▶ PROMPT: Set down, in full, every record in the block.

--- Begin SUPPLIED DATA ---

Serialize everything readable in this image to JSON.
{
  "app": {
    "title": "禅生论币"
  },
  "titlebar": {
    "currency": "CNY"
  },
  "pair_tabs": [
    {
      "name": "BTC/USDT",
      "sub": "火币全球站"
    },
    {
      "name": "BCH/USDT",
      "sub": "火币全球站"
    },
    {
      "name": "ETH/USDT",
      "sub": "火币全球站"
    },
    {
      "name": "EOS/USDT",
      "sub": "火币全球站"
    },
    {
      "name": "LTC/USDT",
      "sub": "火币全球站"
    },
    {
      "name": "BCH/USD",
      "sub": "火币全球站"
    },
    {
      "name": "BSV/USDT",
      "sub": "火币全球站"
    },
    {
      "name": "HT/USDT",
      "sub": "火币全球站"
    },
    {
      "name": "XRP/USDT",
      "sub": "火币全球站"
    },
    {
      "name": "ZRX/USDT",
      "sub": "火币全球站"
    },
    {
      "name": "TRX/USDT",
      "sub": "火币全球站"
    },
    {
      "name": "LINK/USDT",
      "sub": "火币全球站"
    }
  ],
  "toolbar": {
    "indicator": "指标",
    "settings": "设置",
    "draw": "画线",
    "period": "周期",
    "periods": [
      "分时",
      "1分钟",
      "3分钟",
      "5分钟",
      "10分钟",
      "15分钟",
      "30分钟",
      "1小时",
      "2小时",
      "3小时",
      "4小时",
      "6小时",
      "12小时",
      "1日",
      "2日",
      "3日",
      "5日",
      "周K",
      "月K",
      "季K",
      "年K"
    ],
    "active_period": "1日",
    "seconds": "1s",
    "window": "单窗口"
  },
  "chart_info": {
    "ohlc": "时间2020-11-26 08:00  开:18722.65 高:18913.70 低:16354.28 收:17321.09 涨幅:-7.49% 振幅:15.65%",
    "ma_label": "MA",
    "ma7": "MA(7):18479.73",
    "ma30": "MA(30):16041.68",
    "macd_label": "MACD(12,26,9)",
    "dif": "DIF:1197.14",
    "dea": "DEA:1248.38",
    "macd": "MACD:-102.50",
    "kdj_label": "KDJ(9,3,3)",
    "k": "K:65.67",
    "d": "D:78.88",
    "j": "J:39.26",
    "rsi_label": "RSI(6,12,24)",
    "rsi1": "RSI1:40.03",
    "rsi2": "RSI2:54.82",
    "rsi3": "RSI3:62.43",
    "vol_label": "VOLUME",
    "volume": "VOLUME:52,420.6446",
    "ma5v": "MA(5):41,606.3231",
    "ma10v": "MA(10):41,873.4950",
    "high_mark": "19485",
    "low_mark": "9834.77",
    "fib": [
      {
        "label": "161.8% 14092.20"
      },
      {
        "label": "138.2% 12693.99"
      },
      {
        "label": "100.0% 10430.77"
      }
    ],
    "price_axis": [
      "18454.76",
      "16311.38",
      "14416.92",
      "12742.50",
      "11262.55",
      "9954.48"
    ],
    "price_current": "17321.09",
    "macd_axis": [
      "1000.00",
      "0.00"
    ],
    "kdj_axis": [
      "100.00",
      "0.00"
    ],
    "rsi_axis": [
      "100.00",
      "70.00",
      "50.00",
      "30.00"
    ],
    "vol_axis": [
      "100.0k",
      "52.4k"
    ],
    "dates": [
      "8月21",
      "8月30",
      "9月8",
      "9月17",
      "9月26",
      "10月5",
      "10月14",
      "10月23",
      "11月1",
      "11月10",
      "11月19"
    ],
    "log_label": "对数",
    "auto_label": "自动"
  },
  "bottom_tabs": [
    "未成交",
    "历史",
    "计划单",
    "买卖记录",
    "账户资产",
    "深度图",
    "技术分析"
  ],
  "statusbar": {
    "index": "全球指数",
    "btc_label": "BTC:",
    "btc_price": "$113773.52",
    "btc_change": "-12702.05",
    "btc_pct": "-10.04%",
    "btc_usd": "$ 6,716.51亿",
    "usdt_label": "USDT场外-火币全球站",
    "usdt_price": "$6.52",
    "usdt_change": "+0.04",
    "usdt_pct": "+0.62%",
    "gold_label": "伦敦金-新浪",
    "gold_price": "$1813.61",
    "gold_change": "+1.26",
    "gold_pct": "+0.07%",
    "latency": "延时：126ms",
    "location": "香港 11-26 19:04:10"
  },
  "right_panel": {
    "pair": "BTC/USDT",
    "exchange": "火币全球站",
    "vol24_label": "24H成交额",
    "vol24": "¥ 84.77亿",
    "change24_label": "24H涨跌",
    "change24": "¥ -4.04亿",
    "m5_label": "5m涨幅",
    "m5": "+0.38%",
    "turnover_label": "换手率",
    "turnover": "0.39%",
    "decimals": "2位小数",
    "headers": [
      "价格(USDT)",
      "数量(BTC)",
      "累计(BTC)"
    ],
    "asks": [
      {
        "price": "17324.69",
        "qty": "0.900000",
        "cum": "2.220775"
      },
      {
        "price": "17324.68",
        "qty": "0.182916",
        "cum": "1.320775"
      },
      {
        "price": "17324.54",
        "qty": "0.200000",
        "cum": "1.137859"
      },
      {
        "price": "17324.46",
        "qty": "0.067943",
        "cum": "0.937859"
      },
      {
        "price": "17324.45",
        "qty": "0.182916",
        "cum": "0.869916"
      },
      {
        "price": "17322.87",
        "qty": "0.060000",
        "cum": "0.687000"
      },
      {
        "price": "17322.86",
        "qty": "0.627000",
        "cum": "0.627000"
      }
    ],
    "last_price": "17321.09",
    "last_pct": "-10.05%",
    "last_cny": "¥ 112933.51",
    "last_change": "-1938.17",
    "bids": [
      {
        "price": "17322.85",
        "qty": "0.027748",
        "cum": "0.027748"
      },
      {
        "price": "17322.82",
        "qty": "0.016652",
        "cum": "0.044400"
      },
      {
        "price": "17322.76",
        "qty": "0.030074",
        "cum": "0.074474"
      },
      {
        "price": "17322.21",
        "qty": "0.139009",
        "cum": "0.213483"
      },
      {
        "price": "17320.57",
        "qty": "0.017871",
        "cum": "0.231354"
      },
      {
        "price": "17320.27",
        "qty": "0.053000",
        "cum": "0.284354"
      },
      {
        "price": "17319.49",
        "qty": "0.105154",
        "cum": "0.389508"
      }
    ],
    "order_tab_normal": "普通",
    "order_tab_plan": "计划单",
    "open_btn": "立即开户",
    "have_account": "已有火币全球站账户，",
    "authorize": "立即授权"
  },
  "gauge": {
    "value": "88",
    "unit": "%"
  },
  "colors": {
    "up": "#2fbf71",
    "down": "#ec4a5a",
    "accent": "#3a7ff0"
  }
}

--- End SUPPLIED DATA ---

▶ RESULT:
Serialize everything readable in this image to JSON.
{
  "app": {
    "title": "禅生论币"
  },
  "titlebar": {
    "currency": "CNY"
  },
  "pair_tabs": [
    {
      "name": "BTC/USDT",
      "sub": "火币全球站"
    },
    {
      "name": "BCH/USDT",
      "sub": "火币全球站"
    },
    {
      "name": "ETH/USDT",
      "sub": "火币全球站"
    },
    {
      "name": "EOS/USDT",
      "sub": "火币全球站"
    },
    {
      "name": "LTC/USDT",
      "sub": "火币全球站"
    },
    {
      "name": "BCH/USD",
      "sub": "火币全球站"
    },
    {
      "name": "BSV/USDT",
      "sub": "火币全球站"
    },
    {
      "name": "HT/USDT",
      "sub": "火币全球站"
    },
    {
      "name": "XRP/USDT",
      "sub": "火币全球站"
    },
    {
      "name": "ZRX/USDT",
      "sub": "火币全球站"
    },
    {
      "name": "TRX/USDT",
      "sub": "火币全球站"
    },
    {
      "name": "LINK/USDT",
      "sub": "火币全球站"
    }
  ],
  "toolbar": {
    "indicator": "指标",
    "settings": "设置",
    "draw": "画线",
    "period": "周期",
    "periods": [
      "分时",
      "1分钟",
      "3分钟",
      "5分钟",
      "10分钟",
      "15分钟",
      "30分钟",
      "1小时",
      "2小时",
      "3小时",
      "4小时",
      "6小时",
      "12小时",
      "1日",
      "2日",
      "3日",
      "5日",
      "周K",
      "月K",
      "季K",
      "年K"
    ],
    "active_period": "1日",
    "seconds": "1s",
    "window": "单窗口"
  },
  "chart_info": {
    "ohlc": "时间2020-11-26 08:00  开:18722.65 高:18913.70 低:16354.28 收:17321.09 涨幅:-7.49% 振幅:15.65%",
    "ma_label": "MA",
    "ma7": "MA(7):18479.73",
    "ma30": "MA(30):16041.68",
    "macd_label": "MACD(12,26,9)",
    "dif": "DIF:1197.14",
    "dea": "DEA:1248.38",
    "macd": "MACD:-102.50",
    "kdj_label": "KDJ(9,3,3)",
    "k": "K:65.67",
    "d": "D:78.88",
    "j": "J:39.26",
    "rsi_label": "RSI(6,12,24)",
    "rsi1": "RSI1:40.03",
    "rsi2": "RSI2:54.82",
    "rsi3": "RSI3:62.43",
    "vol_label": "VOLUME",
    "volume": "VOLUME:52,420.6446",
    "ma5v": "MA(5):41,606.3231",
    "ma10v": "MA(10):41,873.4950",
    "high_mark": "19485",
    "low_mark": "9834.77",
    "fib": [
      {
        "label": "161.8% 14092.20"
      },
      {
        "label": "138.2% 12693.99"
      },
      {
        "label": "100.0% 10430.77"
      }
    ],
    "price_axis": [
      "18454.76",
      "16311.38",
      "14416.92",
      "12742.50",
      "11262.55",
      "9954.48"
    ],
    "price_current": "17321.09",
    "macd_axis": [
      "1000.00",
      "0.00"
    ],
    "kdj_axis": [
      "100.00",
      "0.00"
    ],
    "rsi_axis": [
      "100.00",
      "70.00",
      "50.00",
      "30.00"
    ],
    "vol_axis": [
      "100.0k",
      "52.4k"
    ],
    "dates": [
      "8月21",
      "8月30",
      "9月8",
      "9月17",
      "9月26",
      "10月5",
      "10月14",
      "10月23",
      "11月1",
      "11月10",
      "11月19"
    ],
    "log_label": "对数",
    "auto_label": "自动"
  },
  "bottom_tabs": [
    "未成交",
    "历史",
    "计划单",
    "买卖记录",
    "账户资产",
    "深度图",
    "技术分析"
  ],
  "statusbar": {
    "index": "全球指数",
    "btc_label": "BTC:",
    "btc_price": "$113773.52",
    "btc_change": "-12702.05",
    "btc_pct": "-10.04%",
    "btc_usd": "$ 6,716.51亿",
    "usdt_label": "USDT场外-火币全球站",
    "usdt_price": "$6.52",
    "usdt_change": "+0.04",
    "usdt_pct": "+0.62%",
    "gold_label": "伦敦金-新浪",
    "gold_price": "$1813.61",
    "gold_change": "+1.26",
    "gold_pct": "+0.07%",
    "latency": "延时：126ms",
    "location": "香港 11-26 19:04:10"
  },
  "right_panel": {
    "pair": "BTC/USDT",
    "exchange": "火币全球站",
    "vol24_label": "24H成交额",
    "vol24": "¥ 84.77亿",
    "change24_label": "24H涨跌",
    "change24": "¥ -4.04亿",
    "m5_label": "5m涨幅",
    "m5": "+0.38%",
    "turnover_label": "换手率",
    "turnover": "0.39%",
    "decimals": "2位小数",
    "headers": [
      "价格(USDT)",
      "数量(BTC)",
      "累计(BTC)"
    ],
    "asks": [
      {
        "price": "17324.69",
        "qty": "0.900000",
        "cum": "2.220775"
      },
      {
        "price": "17324.68",
        "qty": "0.182916",
        "cum": "1.320775"
      },
      {
        "price": "17324.54",
        "qty": "0.200000",
        "cum": "1.137859"
      },
      {
        "price": "17324.46",
        "qty": "0.067943",
        "cum": "0.937859"
      },
      {
        "price": "17324.45",
        "qty": "0.182916",
        "cum": "0.869916"
      },
      {
        "price": "17322.87",
        "qty": "0.060000",
        "cum": "0.687000"
      },
      {
        "price": "17322.86",
        "qty": "0.627000",
        "cum": "0.627000"
      }
    ],
    "last_price": "17321.09",
    "last_pct": "-10.05%",
    "last_cny": "¥ 112933.51",
    "last_change": "-1938.17",
    "bids": [
      {
        "price": "17322.85",
        "qty": "0.027748",
        "cum": "0.027748"
      },
      {
        "price": "17322.82",
        "qty": "0.016652",
        "cum": "0.044400"
      },
      {
        "price": "17322.76",
        "qty": "0.030074",
        "cum": "0.074474"
      },
      {
        "price": "17322.21",
        "qty": "0.139009",
        "cum": "0.213483"
      },
      {
        "price": "17320.57",
        "qty": "0.017871",
        "cum": "0.231354"
      },
      {
        "price": "17320.27",
        "qty": "0.053000",
        "cum": "0.284354"
      },
      {
        "price": "17319.49",
        "qty": "0.105154",
        "cum": "0.389508"
      }
    ],
    "order_tab_normal": "普通",
    "order_tab_plan": "计划单",
    "open_btn": "立即开户",
    "have_account": "已有火币全球站账户，",
    "authorize": "立即授权"
  },
  "gauge": {
    "value": "88",
    "unit": "%"
  },
  "colors": {
    "up": "#2fbf71",
    "down": "#ec4a5a",
    "accent": "#3a7ff0"
  }
}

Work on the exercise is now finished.